▸ **WHAT NEEDS TO BE DONE**
Reproduce each line of the records below, character for character, with no changes.

▸ **INPUT RECORDS**
┄┄┄┄┄┄

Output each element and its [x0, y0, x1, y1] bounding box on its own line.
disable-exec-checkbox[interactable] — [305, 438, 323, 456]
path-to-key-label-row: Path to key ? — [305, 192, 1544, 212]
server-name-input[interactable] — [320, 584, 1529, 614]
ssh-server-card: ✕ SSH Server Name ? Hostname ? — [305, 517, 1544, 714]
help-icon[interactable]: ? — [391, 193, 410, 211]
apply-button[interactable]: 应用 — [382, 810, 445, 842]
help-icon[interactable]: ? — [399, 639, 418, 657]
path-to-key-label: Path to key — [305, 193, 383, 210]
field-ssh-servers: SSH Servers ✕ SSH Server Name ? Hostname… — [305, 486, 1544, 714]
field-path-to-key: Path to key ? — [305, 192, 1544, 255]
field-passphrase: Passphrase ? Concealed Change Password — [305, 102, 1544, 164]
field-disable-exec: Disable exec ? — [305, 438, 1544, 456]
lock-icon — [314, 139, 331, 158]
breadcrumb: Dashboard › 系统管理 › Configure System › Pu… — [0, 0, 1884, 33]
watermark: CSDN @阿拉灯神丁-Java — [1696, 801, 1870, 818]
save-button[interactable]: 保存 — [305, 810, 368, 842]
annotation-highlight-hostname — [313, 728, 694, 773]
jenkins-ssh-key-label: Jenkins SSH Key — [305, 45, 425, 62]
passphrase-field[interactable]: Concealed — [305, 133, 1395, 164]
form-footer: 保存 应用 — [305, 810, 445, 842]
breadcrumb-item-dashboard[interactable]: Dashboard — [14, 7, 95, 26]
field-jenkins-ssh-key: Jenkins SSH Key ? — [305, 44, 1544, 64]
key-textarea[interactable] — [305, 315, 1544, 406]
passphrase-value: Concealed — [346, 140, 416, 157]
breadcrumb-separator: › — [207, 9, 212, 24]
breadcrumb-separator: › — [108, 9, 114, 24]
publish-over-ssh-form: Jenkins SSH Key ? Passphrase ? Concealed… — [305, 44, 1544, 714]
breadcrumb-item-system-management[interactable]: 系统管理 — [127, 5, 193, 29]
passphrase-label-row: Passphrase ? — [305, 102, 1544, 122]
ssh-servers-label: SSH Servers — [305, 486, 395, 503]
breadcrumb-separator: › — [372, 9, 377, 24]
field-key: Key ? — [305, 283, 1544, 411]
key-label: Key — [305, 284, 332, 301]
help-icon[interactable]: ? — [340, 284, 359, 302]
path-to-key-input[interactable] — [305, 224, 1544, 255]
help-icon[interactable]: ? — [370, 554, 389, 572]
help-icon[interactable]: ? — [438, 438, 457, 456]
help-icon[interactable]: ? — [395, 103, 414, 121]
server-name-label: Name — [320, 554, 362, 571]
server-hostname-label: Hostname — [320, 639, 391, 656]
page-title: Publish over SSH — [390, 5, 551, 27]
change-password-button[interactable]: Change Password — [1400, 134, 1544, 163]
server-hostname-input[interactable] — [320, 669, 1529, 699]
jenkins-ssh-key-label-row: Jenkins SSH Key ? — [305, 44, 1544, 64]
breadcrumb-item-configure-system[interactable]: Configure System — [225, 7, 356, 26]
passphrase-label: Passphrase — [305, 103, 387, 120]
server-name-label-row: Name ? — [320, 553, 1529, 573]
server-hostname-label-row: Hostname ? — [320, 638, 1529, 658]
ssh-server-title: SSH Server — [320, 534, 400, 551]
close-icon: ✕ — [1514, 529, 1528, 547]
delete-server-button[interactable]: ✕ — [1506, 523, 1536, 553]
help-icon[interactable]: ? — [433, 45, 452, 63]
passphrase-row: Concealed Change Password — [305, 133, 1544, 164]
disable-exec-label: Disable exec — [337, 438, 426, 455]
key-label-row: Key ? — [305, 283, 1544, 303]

┄┄┄┄┄┄

▸ **RESPONSE BELOW**
Output each element and its [x0, y0, x1, y1] bounding box on its own line.
disable-exec-checkbox[interactable] — [305, 438, 323, 456]
path-to-key-label-row: Path to key ? — [305, 192, 1544, 212]
server-name-input[interactable] — [320, 584, 1529, 614]
ssh-server-card: ✕ SSH Server Name ? Hostname ? — [305, 517, 1544, 714]
help-icon[interactable]: ? — [391, 193, 410, 211]
apply-button[interactable]: 应用 — [382, 810, 445, 842]
help-icon[interactable]: ? — [399, 639, 418, 657]
path-to-key-label: Path to key — [305, 193, 383, 210]
field-ssh-servers: SSH Servers ✕ SSH Server Name ? Hostname… — [305, 486, 1544, 714]
field-path-to-key: Path to key ? — [305, 192, 1544, 255]
field-passphrase: Passphrase ? Concealed Change Password — [305, 102, 1544, 164]
field-disable-exec: Disable exec ? — [305, 438, 1544, 456]
lock-icon — [314, 139, 331, 158]
breadcrumb: Dashboard › 系统管理 › Configure System › Pu… — [0, 0, 1884, 33]
watermark: CSDN @阿拉灯神丁-Java — [1696, 801, 1870, 818]
save-button[interactable]: 保存 — [305, 810, 368, 842]
annotation-highlight-hostname — [313, 728, 694, 773]
jenkins-ssh-key-label: Jenkins SSH Key — [305, 45, 425, 62]
passphrase-field[interactable]: Concealed — [305, 133, 1395, 164]
form-footer: 保存 应用 — [305, 810, 445, 842]
breadcrumb-item-dashboard[interactable]: Dashboard — [14, 7, 95, 26]
field-jenkins-ssh-key: Jenkins SSH Key ? — [305, 44, 1544, 64]
key-textarea[interactable] — [305, 315, 1544, 406]
passphrase-value: Concealed — [346, 140, 416, 157]
breadcrumb-separator: › — [207, 9, 212, 24]
breadcrumb-separator: › — [108, 9, 114, 24]
publish-over-ssh-form: Jenkins SSH Key ? Passphrase ? Concealed… — [305, 44, 1544, 714]
breadcrumb-item-system-management[interactable]: 系统管理 — [127, 5, 193, 29]
passphrase-label-row: Passphrase ? — [305, 102, 1544, 122]
ssh-servers-label: SSH Servers — [305, 486, 395, 503]
breadcrumb-separator: › — [372, 9, 377, 24]
field-key: Key ? — [305, 283, 1544, 411]
key-label: Key — [305, 284, 332, 301]
help-icon[interactable]: ? — [340, 284, 359, 302]
path-to-key-input[interactable] — [305, 224, 1544, 255]
help-icon[interactable]: ? — [370, 554, 389, 572]
help-icon[interactable]: ? — [438, 438, 457, 456]
help-icon[interactable]: ? — [395, 103, 414, 121]
server-name-label: Name — [320, 554, 362, 571]
server-hostname-label: Hostname — [320, 639, 391, 656]
page-title: Publish over SSH — [390, 5, 551, 27]
change-password-button[interactable]: Change Password — [1400, 134, 1544, 163]
server-hostname-input[interactable] — [320, 669, 1529, 699]
jenkins-ssh-key-label-row: Jenkins SSH Key ? — [305, 44, 1544, 64]
breadcrumb-item-configure-system[interactable]: Configure System — [225, 7, 356, 26]
passphrase-label: Passphrase — [305, 103, 387, 120]
server-name-label-row: Name ? — [320, 553, 1529, 573]
server-hostname-label-row: Hostname ? — [320, 638, 1529, 658]
ssh-server-title: SSH Server — [320, 534, 400, 551]
close-icon: ✕ — [1514, 529, 1528, 547]
delete-server-button[interactable]: ✕ — [1506, 523, 1536, 553]
help-icon[interactable]: ? — [433, 45, 452, 63]
passphrase-row: Concealed Change Password — [305, 133, 1544, 164]
disable-exec-label: Disable exec — [337, 438, 426, 455]
key-label-row: Key ? — [305, 283, 1544, 303]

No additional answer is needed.